------ SUPPLIED MATERIAL ------
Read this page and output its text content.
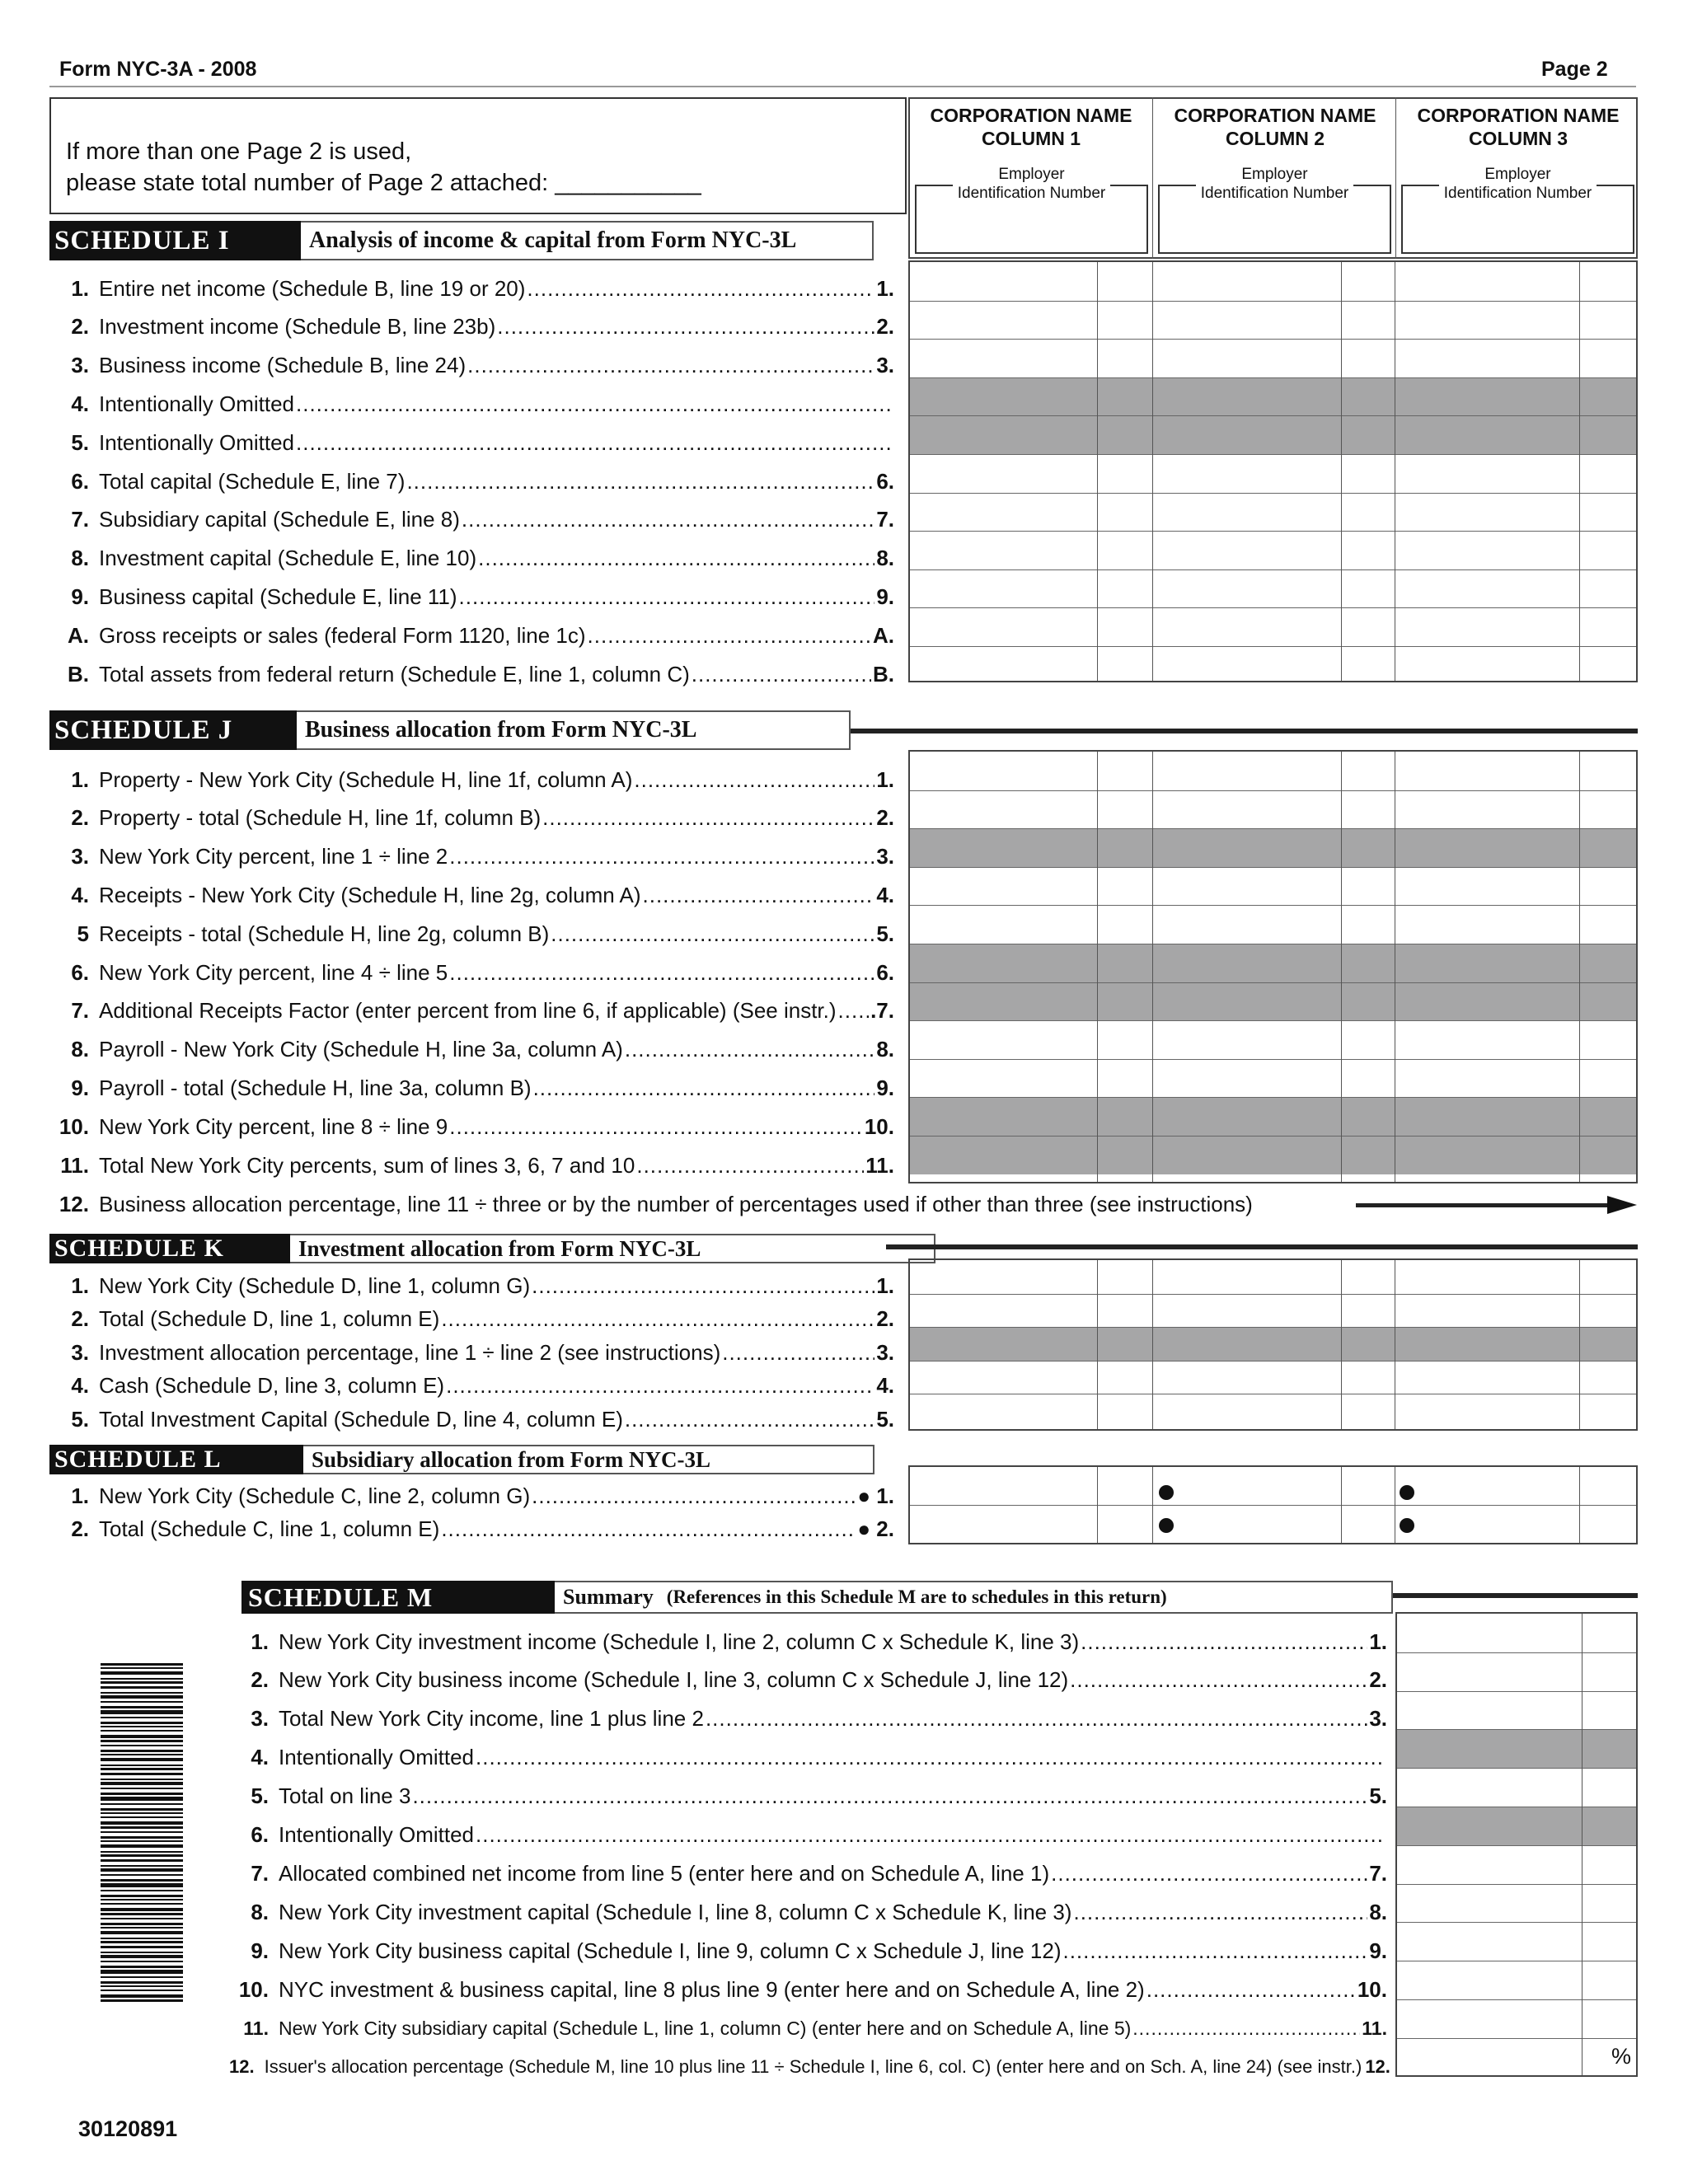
Form NYC-3A - 2008	Page 2
If more than one Page 2 is used,
please state total number of Page 2 attached: ___________
CORPORATION NAME
COLUMN 1
CORPORATION NAME
COLUMN 2
CORPORATION NAME
COLUMN 3
Employer
Identification Number
Employer
Identification Number
Employer
Identification Number
SCHEDULE I	Analysis of income & capital from Form NYC-3L
1. Entire net income (Schedule B, line 19 or 20) .....	1.
2. Investment income (Schedule B, line 23b) .....	2.
3. Business income (Schedule B, line 24) .....	3.
4. Intentionally Omitted
.....
5. Intentionally Omitted
.....
6. Total capital (Schedule E, line 7) .....	6.
7. Subsidiary capital (Schedule E, line 8) .....	7.
8. Investment capital (Schedule E, line 10) .....	8.
9. Business capital (Schedule E, line 11) .....	9.
A. Gross receipts or sales (federal Form 1120, line 1c) .....	A.
B. Total assets from federal return (Schedule E, line 1, column C) .....	B.
SCHEDULE J	Business allocation from Form NYC-3L
1. Property - New York City (Schedule H, line 1f, column A) .....	1.
2. Property - total (Schedule H, line 1f, column B) .....	2.
3. New York City percent, line 1 ÷ line 2 .....	3.
4. Receipts - New York City (Schedule H, line 2g, column A) .....	4.
5 Receipts - total (Schedule H, line 2g, column B) .....	5.
6. New York City percent, line 4 ÷ line 5 .....	6.
7. Additional Receipts Factor (enter percent from line 6, if applicable) (See instr.) ..... .7.
8. Payroll - New York City (Schedule H, line 3a, column A) .....	8.
9. Payroll - total (Schedule H, line 3a, column B) .....	9.
10. New York City percent, line 8 ÷ line 9 .....	10.
11. Total New York City percents, sum of lines 3, 6, 7 and 10 .....	11.
12. Business allocation percentage, line 11 ÷ three or by the number of percentages used if other than three (see instructions)
SCHEDULE K	Investment allocation from Form NYC-3L
1. New York City (Schedule D, line 1, column G) .....	1.
2. Total (Schedule D, line 1, column E) .....	2.
3. Investment allocation percentage, line 1 ÷ line 2 (see instructions) .....	3.
4. Cash (Schedule D, line 3, column E) .....	4.
5. Total Investment Capital (Schedule D, line 4, column E) .....	5.
SCHEDULE L	Subsidiary allocation from Form NYC-3L
1. New York City (Schedule C, line 2, column G) .....	● 1.
2. Total (Schedule C, line 1, column E) .....	● 2.
SCHEDULE M	Summary (References in this Schedule M are to schedules in this return)
1. New York City investment income (Schedule I, line 2, column C x Schedule K, line 3) .....	1.
2. New York City business income (Schedule I, line 3, column C x Schedule J, line 12) .....	2.
3. Total New York City income, line 1 plus line 2 .....	3.
4. Intentionally Omitted
.....
5. Total on line 3 .....	5.
6. Intentionally Omitted
.....
7. Allocated combined net income from line 5 (enter here and on Schedule A, line 1) .....	7.
8. New York City investment capital (Schedule I, line 8, column C x Schedule K, line 3) .....	8.
9. New York City business capital (Schedule I, line 9, column C x Schedule J, line 12) .....	9.
10. NYC investment & business capital, line 8 plus line 9 (enter here and on Schedule A, line 2) .....	10.
11. New York City subsidiary capital (Schedule L, line 1, column C) (enter here and on Schedule A, line 5) .....	11.
12. Issuer's allocation percentage (Schedule M, line 10 plus line 11 ÷ Schedule I, line 6, col. C) (enter here and on Sch. A, line 24) (see instr.) 12.	%
30120891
------
Across the records above, count the lines holding "Property" and reply with that number alone.

2